#### Tasks to perform
- 1) In the tenancy dispute excerpt, on what date did Veasey move out of the apartment?
- 2) Extend the tenancy dispute excerpt past its final sentence.

#### Page
==================================================

Testimony established that in July 2012, PGW began action to terminate service and that on August 24, 2012, PGW terminated service for nonpayment. At some point thereafter, [Veasey] began to deposit $900.00 a month into a private escrow account.
In October 2013, [Meglio] began proceedings to compel payment of rent and to evict [Veasey], and received an order for [Veasey] to pay $600.00 a month into a court escrow account as well as a writ of possession. [Veasey] appealed, but withdrew his appeal after a motion was filed to have the escrow funds released to [Meglio]. After withdrawing his appeal, [Veasey] began proceedings to attempt recovery of the escrow funds. At the time, there was approximately $2,400.00 and costs in the escrow fund.
[Veasey] moved out of the apartment on December 7, 2013.

==================================================

#### Provided material
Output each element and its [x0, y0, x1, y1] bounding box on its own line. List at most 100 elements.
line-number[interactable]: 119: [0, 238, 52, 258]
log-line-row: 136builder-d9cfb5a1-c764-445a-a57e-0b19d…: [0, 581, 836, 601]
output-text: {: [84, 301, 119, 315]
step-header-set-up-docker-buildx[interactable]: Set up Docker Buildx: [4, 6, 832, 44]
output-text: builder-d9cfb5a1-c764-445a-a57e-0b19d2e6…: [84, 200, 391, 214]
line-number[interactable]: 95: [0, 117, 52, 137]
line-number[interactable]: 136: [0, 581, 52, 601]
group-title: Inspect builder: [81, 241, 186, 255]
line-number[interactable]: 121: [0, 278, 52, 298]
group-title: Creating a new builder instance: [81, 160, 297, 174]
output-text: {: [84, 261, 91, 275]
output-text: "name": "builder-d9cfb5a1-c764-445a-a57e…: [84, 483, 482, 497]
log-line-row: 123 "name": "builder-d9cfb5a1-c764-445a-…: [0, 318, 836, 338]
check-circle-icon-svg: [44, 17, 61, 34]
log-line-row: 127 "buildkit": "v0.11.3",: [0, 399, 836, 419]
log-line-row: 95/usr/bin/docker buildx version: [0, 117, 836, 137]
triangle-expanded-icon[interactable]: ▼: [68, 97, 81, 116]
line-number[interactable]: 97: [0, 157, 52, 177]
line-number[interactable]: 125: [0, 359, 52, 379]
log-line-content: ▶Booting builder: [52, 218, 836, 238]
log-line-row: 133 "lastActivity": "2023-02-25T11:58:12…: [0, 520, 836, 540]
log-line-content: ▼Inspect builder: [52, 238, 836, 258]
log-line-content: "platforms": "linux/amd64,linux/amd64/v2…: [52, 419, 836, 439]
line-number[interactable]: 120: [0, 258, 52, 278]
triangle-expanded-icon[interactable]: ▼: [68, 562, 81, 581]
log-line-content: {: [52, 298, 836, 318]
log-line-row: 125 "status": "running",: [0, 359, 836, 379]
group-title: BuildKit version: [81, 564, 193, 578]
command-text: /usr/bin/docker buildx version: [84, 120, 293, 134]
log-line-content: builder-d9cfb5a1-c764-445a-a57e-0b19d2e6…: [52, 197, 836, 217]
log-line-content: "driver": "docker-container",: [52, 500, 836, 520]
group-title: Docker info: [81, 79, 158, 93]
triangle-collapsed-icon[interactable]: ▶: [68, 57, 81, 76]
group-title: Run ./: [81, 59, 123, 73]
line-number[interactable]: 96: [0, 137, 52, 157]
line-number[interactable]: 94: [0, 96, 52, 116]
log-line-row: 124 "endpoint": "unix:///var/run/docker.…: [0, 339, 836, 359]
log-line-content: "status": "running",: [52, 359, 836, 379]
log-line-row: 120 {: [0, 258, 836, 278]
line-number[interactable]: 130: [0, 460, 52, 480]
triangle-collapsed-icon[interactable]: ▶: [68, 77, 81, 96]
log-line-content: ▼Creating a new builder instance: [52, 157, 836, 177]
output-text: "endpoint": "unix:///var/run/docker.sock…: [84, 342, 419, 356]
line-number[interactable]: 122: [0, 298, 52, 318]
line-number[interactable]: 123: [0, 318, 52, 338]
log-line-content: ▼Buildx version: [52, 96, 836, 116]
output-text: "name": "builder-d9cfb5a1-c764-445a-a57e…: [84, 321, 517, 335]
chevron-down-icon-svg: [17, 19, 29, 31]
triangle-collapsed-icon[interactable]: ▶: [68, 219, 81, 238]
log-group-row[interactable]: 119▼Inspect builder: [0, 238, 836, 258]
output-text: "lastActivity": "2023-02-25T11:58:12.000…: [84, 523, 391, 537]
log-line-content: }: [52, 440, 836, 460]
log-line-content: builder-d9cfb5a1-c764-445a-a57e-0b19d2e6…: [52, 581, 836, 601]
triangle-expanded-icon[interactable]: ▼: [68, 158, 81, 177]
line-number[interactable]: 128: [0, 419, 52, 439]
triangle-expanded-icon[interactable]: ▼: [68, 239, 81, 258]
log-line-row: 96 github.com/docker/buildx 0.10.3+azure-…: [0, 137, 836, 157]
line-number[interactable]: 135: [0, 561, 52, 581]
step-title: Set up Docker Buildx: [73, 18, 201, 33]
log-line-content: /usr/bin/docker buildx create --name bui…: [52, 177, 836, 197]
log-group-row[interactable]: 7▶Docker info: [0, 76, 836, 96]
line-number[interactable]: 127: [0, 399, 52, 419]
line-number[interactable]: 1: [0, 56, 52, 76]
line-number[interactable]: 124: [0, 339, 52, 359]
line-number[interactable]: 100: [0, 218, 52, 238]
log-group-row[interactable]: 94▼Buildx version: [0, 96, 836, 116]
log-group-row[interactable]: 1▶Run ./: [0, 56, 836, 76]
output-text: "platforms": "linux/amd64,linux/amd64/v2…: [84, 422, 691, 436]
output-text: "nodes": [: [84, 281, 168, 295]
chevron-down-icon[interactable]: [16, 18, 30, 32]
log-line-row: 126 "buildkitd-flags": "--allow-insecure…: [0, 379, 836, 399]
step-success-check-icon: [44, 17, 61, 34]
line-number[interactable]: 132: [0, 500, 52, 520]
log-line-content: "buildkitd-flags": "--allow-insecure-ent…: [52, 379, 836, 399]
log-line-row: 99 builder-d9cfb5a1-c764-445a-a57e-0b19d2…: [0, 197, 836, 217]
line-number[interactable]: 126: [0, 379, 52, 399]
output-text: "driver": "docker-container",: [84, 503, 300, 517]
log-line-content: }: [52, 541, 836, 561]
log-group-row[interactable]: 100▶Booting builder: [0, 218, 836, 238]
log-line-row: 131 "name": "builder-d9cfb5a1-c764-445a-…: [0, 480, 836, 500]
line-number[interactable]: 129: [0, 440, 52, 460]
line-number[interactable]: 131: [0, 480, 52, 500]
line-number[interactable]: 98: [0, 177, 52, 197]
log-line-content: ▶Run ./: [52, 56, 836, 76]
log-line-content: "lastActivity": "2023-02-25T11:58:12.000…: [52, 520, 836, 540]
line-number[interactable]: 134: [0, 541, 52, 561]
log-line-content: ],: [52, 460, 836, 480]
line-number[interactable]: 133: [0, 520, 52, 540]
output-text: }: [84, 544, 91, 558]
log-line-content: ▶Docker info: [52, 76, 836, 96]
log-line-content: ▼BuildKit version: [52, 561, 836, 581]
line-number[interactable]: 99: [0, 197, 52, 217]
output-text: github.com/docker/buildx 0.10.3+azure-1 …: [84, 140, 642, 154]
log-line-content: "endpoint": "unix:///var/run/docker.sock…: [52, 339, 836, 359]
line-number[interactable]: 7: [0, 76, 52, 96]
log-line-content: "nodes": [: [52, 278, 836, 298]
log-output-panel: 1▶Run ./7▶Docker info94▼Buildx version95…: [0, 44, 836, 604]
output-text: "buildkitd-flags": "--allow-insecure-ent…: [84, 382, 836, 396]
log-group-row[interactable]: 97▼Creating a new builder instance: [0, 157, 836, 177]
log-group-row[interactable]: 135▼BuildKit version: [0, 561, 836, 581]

==================================================

#### Results
- 1) December 7, 2013.

- 2)
On June 24, 2014, this [c]ourt granted [Veasey]’s motion.
On August 26, 2014, [Veasey] filed a motion for determination of money judgment, requesting that this [c]ourt amend its order to specify a monetary amount of judgment. [Veasey] averred that the amount of money in [Meglio]’s possession was $2,550.00 and requested in judgment $5,373.15 as “penalty plus interest calculated on the total of penalty plus principle” or $2,686.48[,] “the amount of principle owed, plus $2,550.00 in penalities as allowable under law for a total of $5,236.48.”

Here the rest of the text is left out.